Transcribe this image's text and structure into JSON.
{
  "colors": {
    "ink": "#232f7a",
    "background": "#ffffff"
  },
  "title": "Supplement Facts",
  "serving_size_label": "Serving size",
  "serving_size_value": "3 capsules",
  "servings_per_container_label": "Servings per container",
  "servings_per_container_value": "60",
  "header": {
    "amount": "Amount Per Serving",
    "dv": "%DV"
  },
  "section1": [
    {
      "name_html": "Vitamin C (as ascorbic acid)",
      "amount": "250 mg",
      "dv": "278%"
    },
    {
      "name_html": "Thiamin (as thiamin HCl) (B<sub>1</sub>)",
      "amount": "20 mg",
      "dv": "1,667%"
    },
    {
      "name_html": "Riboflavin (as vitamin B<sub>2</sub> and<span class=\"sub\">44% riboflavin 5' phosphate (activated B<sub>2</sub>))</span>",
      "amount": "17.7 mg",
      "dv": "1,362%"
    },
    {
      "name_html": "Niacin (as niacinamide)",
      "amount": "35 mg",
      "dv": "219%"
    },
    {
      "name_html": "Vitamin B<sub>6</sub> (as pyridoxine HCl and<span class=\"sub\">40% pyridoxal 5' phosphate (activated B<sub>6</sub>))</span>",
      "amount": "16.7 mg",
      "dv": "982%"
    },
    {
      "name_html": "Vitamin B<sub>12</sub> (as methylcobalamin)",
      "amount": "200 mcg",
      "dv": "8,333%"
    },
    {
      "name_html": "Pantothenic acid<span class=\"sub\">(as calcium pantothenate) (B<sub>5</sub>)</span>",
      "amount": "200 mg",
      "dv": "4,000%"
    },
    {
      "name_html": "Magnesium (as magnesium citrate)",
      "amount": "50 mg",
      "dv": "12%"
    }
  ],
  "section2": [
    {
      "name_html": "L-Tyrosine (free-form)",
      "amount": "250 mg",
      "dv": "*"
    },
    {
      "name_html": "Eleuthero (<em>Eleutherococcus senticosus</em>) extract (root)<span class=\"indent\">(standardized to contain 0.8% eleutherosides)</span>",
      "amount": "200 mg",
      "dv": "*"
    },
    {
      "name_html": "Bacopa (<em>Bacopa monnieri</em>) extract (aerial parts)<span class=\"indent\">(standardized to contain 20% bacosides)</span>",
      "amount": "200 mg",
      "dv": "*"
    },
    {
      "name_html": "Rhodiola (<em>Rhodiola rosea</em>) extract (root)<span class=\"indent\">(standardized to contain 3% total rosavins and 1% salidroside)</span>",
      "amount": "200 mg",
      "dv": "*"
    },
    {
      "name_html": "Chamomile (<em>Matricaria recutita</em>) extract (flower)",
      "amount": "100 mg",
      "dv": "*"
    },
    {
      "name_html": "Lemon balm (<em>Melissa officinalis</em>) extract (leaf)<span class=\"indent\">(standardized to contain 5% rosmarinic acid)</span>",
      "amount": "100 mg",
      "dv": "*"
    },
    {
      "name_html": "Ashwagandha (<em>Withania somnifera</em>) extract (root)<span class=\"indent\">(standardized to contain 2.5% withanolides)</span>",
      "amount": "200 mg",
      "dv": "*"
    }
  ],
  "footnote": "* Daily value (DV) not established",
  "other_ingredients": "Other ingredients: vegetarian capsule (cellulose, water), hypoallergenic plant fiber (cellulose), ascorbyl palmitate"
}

::::::

The listing above must be transcribed exactly, line by line.

**Full response**
Transcribe this image's text and structure into JSON.
{
  "colors": {
    "ink": "#232f7a",
    "background": "#ffffff"
  },
  "title": "Supplement Facts",
  "serving_size_label": "Serving size",
  "serving_size_value": "3 capsules",
  "servings_per_container_label": "Servings per container",
  "servings_per_container_value": "60",
  "header": {
    "amount": "Amount Per Serving",
    "dv": "%DV"
  },
  "section1": [
    {
      "name_html": "Vitamin C (as ascorbic acid)",
      "amount": "250 mg",
      "dv": "278%"
    },
    {
      "name_html": "Thiamin (as thiamin HCl) (B<sub>1</sub>)",
      "amount": "20 mg",
      "dv": "1,667%"
    },
    {
      "name_html": "Riboflavin (as vitamin B<sub>2</sub> and<span class=\"sub\">44% riboflavin 5' phosphate (activated B<sub>2</sub>))</span>",
      "amount": "17.7 mg",
      "dv": "1,362%"
    },
    {
      "name_html": "Niacin (as niacinamide)",
      "amount": "35 mg",
      "dv": "219%"
    },
    {
      "name_html": "Vitamin B<sub>6</sub> (as pyridoxine HCl and<span class=\"sub\">40% pyridoxal 5' phosphate (activated B<sub>6</sub>))</span>",
      "amount": "16.7 mg",
      "dv": "982%"
    },
    {
      "name_html": "Vitamin B<sub>12</sub> (as methylcobalamin)",
      "amount": "200 mcg",
      "dv": "8,333%"
    },
    {
      "name_html": "Pantothenic acid<span class=\"sub\">(as calcium pantothenate) (B<sub>5</sub>)</span>",
      "amount": "200 mg",
      "dv": "4,000%"
    },
    {
      "name_html": "Magnesium (as magnesium citrate)",
      "amount": "50 mg",
      "dv": "12%"
    }
  ],
  "section2": [
    {
      "name_html": "L-Tyrosine (free-form)",
      "amount": "250 mg",
      "dv": "*"
    },
    {
      "name_html": "Eleuthero (<em>Eleutherococcus senticosus</em>) extract (root)<span class=\"indent\">(standardized to contain 0.8% eleutherosides)</span>",
      "amount": "200 mg",
      "dv": "*"
    },
    {
      "name_html": "Bacopa (<em>Bacopa monnieri</em>) extract (aerial parts)<span class=\"indent\">(standardized to contain 20% bacosides)</span>",
      "amount": "200 mg",
      "dv": "*"
    },
    {
      "name_html": "Rhodiola (<em>Rhodiola rosea</em>) extract (root)<span class=\"indent\">(standardized to contain 3% total rosavins and 1% salidroside)</span>",
      "amount": "200 mg",
      "dv": "*"
    },
    {
      "name_html": "Chamomile (<em>Matricaria recutita</em>) extract (flower)",
      "amount": "100 mg",
      "dv": "*"
    },
    {
      "name_html": "Lemon balm (<em>Melissa officinalis</em>) extract (leaf)<span class=\"indent\">(standardized to contain 5% rosmarinic acid)</span>",
      "amount": "100 mg",
      "dv": "*"
    },
    {
      "name_html": "Ashwagandha (<em>Withania somnifera</em>) extract (root)<span class=\"indent\">(standardized to contain 2.5% withanolides)</span>",
      "amount": "200 mg",
      "dv": "*"
    }
  ],
  "footnote": "* Daily value (DV) not established",
  "other_ingredients": "Other ingredients: vegetarian capsule (cellulose, water), hypoallergenic plant fiber (cellulose), ascorbyl palmitate"
}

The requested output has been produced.